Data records
• • • •

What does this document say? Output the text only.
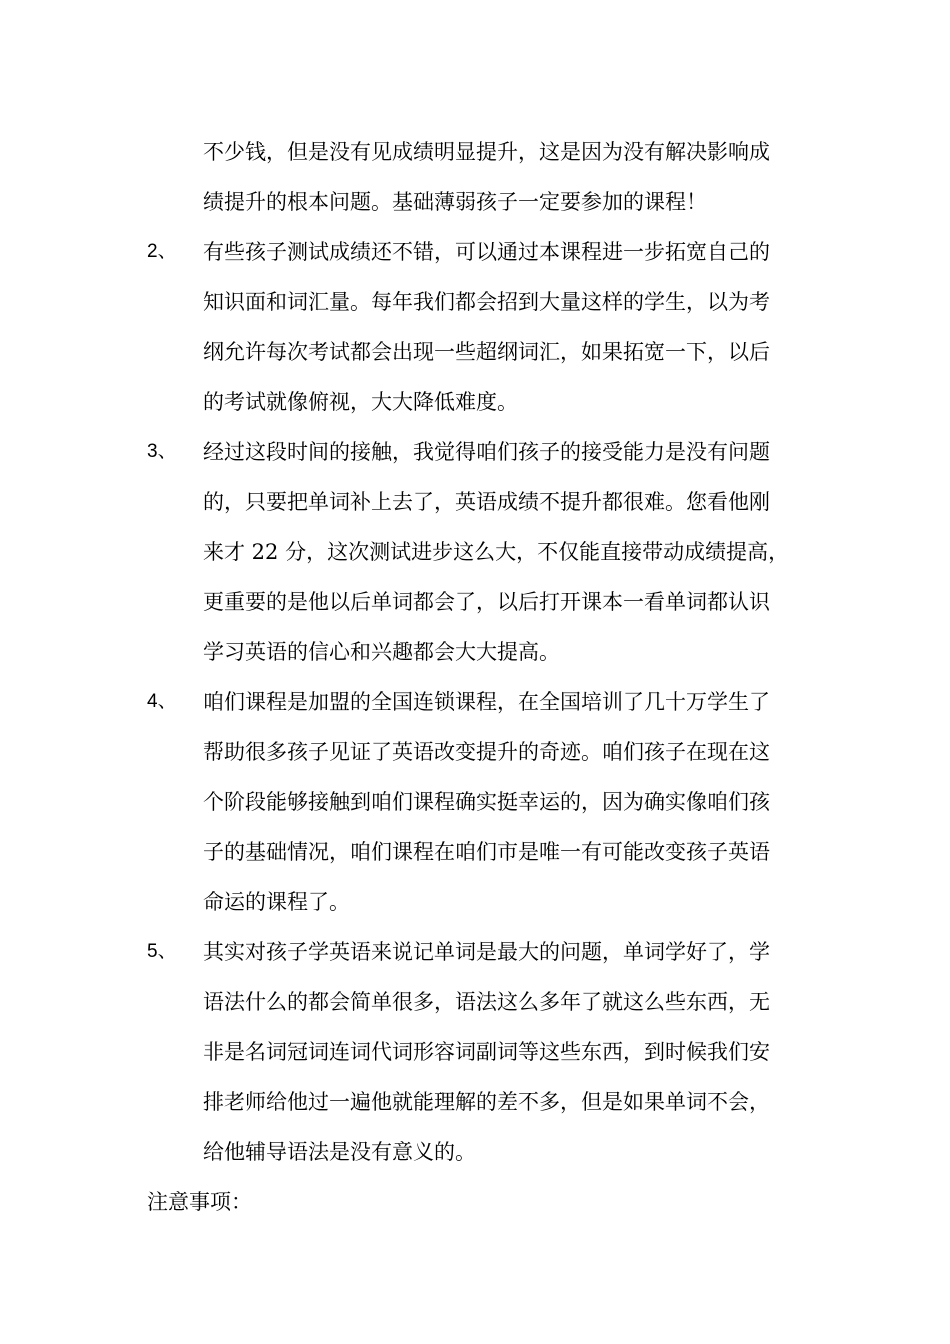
不少钱，但是没有见成绩明显提升，这是因为没有解决影响成
绩提升的根本问题。基础薄弱孩子一定要参加的课程！
2、 有些孩子测试成绩还不错，可以通过本课程进一步拓宽自己的
知识面和词汇量。每年我们都会招到大量这样的学生，以为考
纲允许每次考试都会出现一些超纲词汇，如果拓宽一下，以后
的考试就像俯视，大大降低难度。
3、 经过这段时间的接触，我觉得咱们孩子的接受能力是没有问题
的，只要把单词补上去了，英语成绩不提升都很难。您看他刚
来才 22 分，这次测试进步这么大，不仅能直接带动成绩提高，
更重要的是他以后单词都会了，以后打开课本一看单词都认识
学习英语的信心和兴趣都会大大提高。
4、 咱们课程是加盟的全国连锁课程，在全国培训了几十万学生了
帮助很多孩子见证了英语改变提升的奇迹。咱们孩子在现在这
个阶段能够接触到咱们课程确实挺幸运的，因为确实像咱们孩
子的基础情况，咱们课程在咱们市是唯一有可能改变孩子英语
命运的课程了。
5、 其实对孩子学英语来说记单词是最大的问题，单词学好了，学
语法什么的都会简单很多，语法这么多年了就这么些东西，无
非是名词冠词连词代词形容词副词等这些东西，到时候我们安
排老师给他过一遍他就能理解的差不多，但是如果单词不会，
给他辅导语法是没有意义的。
注意事项：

• • • •

Your task is to repeat the data above exactly while excluding the pictures.

What does this document say? Output the text only.
不少钱，但是没有见成绩明显提升，这是因为没有解决影响成
绩提升的根本问题。基础薄弱孩子一定要参加的课程！
2、 有些孩子测试成绩还不错，可以通过本课程进一步拓宽自己的
知识面和词汇量。每年我们都会招到大量这样的学生，以为考
纲允许每次考试都会出现一些超纲词汇，如果拓宽一下，以后
的考试就像俯视，大大降低难度。
3、 经过这段时间的接触，我觉得咱们孩子的接受能力是没有问题
的，只要把单词补上去了，英语成绩不提升都很难。您看他刚
来才 22 分，这次测试进步这么大，不仅能直接带动成绩提高，
更重要的是他以后单词都会了，以后打开课本一看单词都认识
学习英语的信心和兴趣都会大大提高。
4、 咱们课程是加盟的全国连锁课程，在全国培训了几十万学生了
帮助很多孩子见证了英语改变提升的奇迹。咱们孩子在现在这
个阶段能够接触到咱们课程确实挺幸运的，因为确实像咱们孩
子的基础情况，咱们课程在咱们市是唯一有可能改变孩子英语
命运的课程了。
5、 其实对孩子学英语来说记单词是最大的问题，单词学好了，学
语法什么的都会简单很多，语法这么多年了就这么些东西，无
非是名词冠词连词代词形容词副词等这些东西，到时候我们安
排老师给他过一遍他就能理解的差不多，但是如果单词不会，
给他辅导语法是没有意义的。
注意事项：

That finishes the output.